=== Fragmento del documento ===
No tiene mayor sentido y sí, al contrario, muchas implicaciones éticas, e incluso legales, que las administraciones locales tengan presencia en redes sociales de la manera como hasta la fecha lo han hecho.
Pretender que una cuenta de Twitter de un alcalde, administrada con recursos públicos, tenga un cariz institucional es una utopía. Y, además, ningún mandatario local lo aceptaría. Es bien conocido que en las redes sociales mandan las subjetividades, las personas, y eso lo saben quienes hoy en Colombia ostentan dichos cargos. Ellos en los últimos años han aprovechado presupuestos destinados a comunicar logros institucionales y rendir cuentas para alimentar lo que en últimas es un capital simbólico personal. Esto, sin meternos con el tema de las páginas personales de funcionarios en Facebook, promocionadas en esta red y vaya a usted a saber con qué dineros.
=== Filas de entrada ===
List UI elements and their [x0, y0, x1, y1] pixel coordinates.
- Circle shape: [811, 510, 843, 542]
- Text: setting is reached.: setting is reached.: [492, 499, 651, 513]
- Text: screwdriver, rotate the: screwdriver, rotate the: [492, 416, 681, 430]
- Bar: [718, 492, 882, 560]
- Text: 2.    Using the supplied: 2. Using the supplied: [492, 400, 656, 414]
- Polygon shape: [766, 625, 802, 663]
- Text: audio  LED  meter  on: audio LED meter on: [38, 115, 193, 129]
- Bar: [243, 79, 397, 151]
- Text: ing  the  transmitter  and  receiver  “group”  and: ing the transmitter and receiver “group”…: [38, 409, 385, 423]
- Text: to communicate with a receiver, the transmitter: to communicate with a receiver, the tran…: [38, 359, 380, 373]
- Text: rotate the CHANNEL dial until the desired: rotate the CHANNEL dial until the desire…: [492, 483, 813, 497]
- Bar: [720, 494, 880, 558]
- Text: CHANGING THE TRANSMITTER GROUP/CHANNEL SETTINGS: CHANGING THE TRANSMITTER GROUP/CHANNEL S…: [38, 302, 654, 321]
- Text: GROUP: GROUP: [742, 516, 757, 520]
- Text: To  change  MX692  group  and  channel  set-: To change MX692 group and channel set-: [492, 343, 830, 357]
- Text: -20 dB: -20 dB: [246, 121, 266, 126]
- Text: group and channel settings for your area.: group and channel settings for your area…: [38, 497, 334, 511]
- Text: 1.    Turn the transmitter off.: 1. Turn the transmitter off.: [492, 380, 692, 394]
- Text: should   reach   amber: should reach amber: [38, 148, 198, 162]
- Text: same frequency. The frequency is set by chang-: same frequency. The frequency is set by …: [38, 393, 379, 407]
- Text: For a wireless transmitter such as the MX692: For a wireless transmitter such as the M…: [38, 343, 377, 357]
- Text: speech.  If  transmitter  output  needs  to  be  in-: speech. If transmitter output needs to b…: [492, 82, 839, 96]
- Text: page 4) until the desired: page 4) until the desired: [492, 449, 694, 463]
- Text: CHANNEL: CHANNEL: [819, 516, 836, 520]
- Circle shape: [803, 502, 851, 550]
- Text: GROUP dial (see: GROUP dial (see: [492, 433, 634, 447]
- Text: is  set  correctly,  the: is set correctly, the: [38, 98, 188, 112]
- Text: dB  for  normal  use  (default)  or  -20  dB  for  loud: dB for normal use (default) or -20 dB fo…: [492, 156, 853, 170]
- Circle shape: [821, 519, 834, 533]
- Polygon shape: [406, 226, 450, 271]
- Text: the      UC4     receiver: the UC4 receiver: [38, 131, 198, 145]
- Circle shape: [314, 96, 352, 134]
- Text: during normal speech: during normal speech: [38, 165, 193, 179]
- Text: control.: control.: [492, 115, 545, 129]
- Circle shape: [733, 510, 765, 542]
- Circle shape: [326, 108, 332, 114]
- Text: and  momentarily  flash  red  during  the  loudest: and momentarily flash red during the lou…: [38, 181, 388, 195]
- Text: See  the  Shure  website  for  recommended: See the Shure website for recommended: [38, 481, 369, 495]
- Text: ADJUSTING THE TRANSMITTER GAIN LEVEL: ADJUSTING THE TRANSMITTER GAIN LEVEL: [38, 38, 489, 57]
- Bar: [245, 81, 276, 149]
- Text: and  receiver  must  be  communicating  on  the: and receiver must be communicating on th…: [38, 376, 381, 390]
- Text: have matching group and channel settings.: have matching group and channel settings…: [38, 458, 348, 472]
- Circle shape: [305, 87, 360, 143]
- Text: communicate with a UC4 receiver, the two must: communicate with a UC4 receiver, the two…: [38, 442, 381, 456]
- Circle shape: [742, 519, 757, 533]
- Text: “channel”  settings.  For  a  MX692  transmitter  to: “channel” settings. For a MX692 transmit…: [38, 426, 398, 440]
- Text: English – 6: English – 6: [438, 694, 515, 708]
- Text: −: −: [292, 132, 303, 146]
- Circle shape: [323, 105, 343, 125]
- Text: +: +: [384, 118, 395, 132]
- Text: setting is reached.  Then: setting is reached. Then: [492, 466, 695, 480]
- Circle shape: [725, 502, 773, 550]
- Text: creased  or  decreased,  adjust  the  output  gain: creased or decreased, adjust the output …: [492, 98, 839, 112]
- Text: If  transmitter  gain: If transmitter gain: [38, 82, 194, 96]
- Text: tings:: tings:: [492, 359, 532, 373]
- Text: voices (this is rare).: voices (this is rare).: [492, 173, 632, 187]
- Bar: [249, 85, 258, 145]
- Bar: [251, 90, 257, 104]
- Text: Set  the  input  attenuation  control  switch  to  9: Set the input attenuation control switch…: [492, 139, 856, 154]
===
**Tareas:**
• a. Resume en dos oraciones el texto sobre las administraciones locales en las redes sociales.
• b. Transcribe sin cambios las filas de entrada, desde la primera hasta la que contiene "- Text: For", ambas incluidas.

**Respuestas esperadas:**
• a. El texto sostiene que la presencia de las administraciones locales en redes sociales, tal como se ha dado hasta ahora, no tiene mayor sentido y sí muchas implicaciones éticas e incluso legales. Afirma que en Colombia los mandatarios locales han aprovechado presupuestos destinados a comunicar logros institucionales y rendir cuentas para alimentar un capital simbólico personal.

• b.
List UI elements and their [x0, y0, x1, y1] pixel coordinates.
- Circle shape: [811, 510, 843, 542]
- Text: setting is reached.: setting is reached.: [492, 499, 651, 513]
- Text: screwdriver, rotate the: screwdriver, rotate the: [492, 416, 681, 430]
- Bar: [718, 492, 882, 560]
- Text: 2.    Using the supplied: 2. Using the supplied: [492, 400, 656, 414]
- Polygon shape: [766, 625, 802, 663]
- Text: audio  LED  meter  on: audio LED meter on: [38, 115, 193, 129]
- Bar: [243, 79, 397, 151]
- Text: ing  the  transmitter  and  receiver  “group”  and: ing the transmitter and receiver “group”…: [38, 409, 385, 423]
- Text: to communicate with a receiver, the transmitter: to communicate with a receiver, the tran…: [38, 359, 380, 373]
- Text: rotate the CHANNEL dial until the desired: rotate the CHANNEL dial until the desire…: [492, 483, 813, 497]
- Bar: [720, 494, 880, 558]
- Text: CHANGING THE TRANSMITTER GROUP/CHANNEL SETTINGS: CHANGING THE TRANSMITTER GROUP/CHANNEL S…: [38, 302, 654, 321]
- Text: GROUP: GROUP: [742, 516, 757, 520]
- Text: To  change  MX692  group  and  channel  set-: To change MX692 group and channel set-: [492, 343, 830, 357]
- Text: -20 dB: -20 dB: [246, 121, 266, 126]
- Text: group and channel settings for your area.: group and channel settings for your area…: [38, 497, 334, 511]
- Text: 1.    Turn the transmitter off.: 1. Turn the transmitter off.: [492, 380, 692, 394]
- Text: should   reach   amber: should reach amber: [38, 148, 198, 162]
- Text: same frequency. The frequency is set by chang-: same frequency. The frequency is set by …: [38, 393, 379, 407]
- Text: For a wireless transmitter such as the MX692: For a wireless transmitter such as the M…: [38, 343, 377, 357]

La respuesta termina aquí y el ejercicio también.